- **TEXT EXCERPT**:
-- BEGIN --

# CTEK dual first impressions.



## coppo (May 27, 2009)

Had one about a month now.

When we do a couple of nights wild camping the battery goes to around 88% to 90% after one night if we have the Eberspacher heating on, its very power hungry. When the batteries got to this stage the split charge put in around 5amps whilst driving. The CTEK puts in around 10amps, so about double.

After 1 hour 45 mins driving the batteries went from 88% today to 97.5% when we arrived home.

We have always had a Sterling B2B on previous motorhomes so were spoilt somewhat, obviously no where near as good as that when driving as the CTEK is only a 20amp one.

On solar the first thing I noticed when it was fitted was that it was no where near as good as the votronic mppt regulator we had before it. Has anybody else noticed the poor solar performance or is it just mine that is not working correctly. I appreciate at this time of year solar is not good but I noticed straight away on the same day the difference.

Looks like I may need the Smartpass.

Paul.


----------



## Mrplodd (Mar 4, 2008)

With the engine at anything over tick over the alternator should be be putting in VASTLY more than 5 amps to your leisure batteries!!


----------



## coppo (May 27, 2009)

-- END --

- **BRIEF 1**:
Put the records into a Markdown table with the columns No. and Entry, starting with their first line and going on through the line with "176, 156, 191]". Leave out blank lines.
The text and the records have no connection to each other.

- **DATASET EXCERPTS**:
-- BEGIN --

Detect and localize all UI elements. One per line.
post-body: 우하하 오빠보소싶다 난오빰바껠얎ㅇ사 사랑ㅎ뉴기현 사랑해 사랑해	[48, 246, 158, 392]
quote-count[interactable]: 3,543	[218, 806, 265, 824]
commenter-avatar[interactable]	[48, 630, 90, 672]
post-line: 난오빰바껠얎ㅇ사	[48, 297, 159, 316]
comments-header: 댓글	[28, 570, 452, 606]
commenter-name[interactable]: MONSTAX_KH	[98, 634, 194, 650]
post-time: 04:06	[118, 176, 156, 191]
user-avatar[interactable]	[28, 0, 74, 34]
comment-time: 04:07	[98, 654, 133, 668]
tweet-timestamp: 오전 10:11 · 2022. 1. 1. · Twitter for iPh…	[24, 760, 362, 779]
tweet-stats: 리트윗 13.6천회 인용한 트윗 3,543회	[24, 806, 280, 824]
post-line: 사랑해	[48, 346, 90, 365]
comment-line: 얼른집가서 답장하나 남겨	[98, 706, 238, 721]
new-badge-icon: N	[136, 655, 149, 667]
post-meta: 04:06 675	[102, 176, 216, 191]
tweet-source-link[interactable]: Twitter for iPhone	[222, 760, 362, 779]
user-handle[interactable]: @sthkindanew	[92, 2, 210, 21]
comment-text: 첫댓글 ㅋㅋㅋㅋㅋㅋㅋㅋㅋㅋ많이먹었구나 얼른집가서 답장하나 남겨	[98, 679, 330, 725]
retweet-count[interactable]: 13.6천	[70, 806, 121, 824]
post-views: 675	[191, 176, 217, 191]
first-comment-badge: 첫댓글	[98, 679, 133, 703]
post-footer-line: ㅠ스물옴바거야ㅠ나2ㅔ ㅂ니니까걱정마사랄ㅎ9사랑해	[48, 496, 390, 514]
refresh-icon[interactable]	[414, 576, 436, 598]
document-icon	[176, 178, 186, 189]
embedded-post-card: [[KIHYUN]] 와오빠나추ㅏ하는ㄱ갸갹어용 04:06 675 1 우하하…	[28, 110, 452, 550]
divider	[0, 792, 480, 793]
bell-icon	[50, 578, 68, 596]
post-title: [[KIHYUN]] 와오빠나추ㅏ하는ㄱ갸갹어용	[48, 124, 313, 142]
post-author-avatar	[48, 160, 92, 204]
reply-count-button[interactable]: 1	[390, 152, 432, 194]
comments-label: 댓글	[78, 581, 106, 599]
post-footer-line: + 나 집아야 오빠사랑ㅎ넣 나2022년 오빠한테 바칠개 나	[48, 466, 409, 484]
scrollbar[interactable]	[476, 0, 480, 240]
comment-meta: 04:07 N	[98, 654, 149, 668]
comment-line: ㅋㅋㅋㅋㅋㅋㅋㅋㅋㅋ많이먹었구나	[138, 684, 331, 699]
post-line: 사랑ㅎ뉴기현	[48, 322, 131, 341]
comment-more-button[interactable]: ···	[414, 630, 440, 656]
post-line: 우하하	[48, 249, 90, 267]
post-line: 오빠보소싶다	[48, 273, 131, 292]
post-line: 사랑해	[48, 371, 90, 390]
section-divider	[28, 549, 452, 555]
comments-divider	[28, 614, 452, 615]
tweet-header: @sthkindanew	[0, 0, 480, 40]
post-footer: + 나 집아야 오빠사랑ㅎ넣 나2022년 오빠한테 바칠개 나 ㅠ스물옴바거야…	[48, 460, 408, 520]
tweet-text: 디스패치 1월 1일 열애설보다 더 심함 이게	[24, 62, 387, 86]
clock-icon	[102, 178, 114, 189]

-- END --

- **BRIEF 2**:
Answer these questions about the forum thread on the CTEK dual charger:
(a) Roughly how many amps does the CTEK put in while driving?
(b) What product was used on previous motorhomes?
(c) Which regulator handled solar before the CTEK was fitted?

- **TASK ANSWER 1**:
| No. | Entry |
|---|---|
| 1 | Detect and localize all UI elements. One per line. |
| 2 | post-body: 우하하 오빠보소싶다 난오빰바껠얎ㅇ사 사랑ㅎ뉴기현 사랑해 사랑해	[48, 246, 158, 392] |
| 3 | quote-count[interactable]: 3,543	[218, 806, 265, 824] |
| 4 | commenter-avatar[interactable]	[48, 630, 90, 672] |
| 5 | post-line: 난오빰바껠얎ㅇ사	[48, 297, 159, 316] |
| 6 | comments-header: 댓글	[28, 570, 452, 606] |
| 7 | commenter-name[interactable]: MONSTAX_KH	[98, 634, 194, 650] |
| 8 | post-time: 04:06	[118, 176, 156, 191] |

- **TASK ANSWER 2**:
(a) Around 10 amps.
(b) A Sterling B2B.
(c) A Votronic MPPT regulator.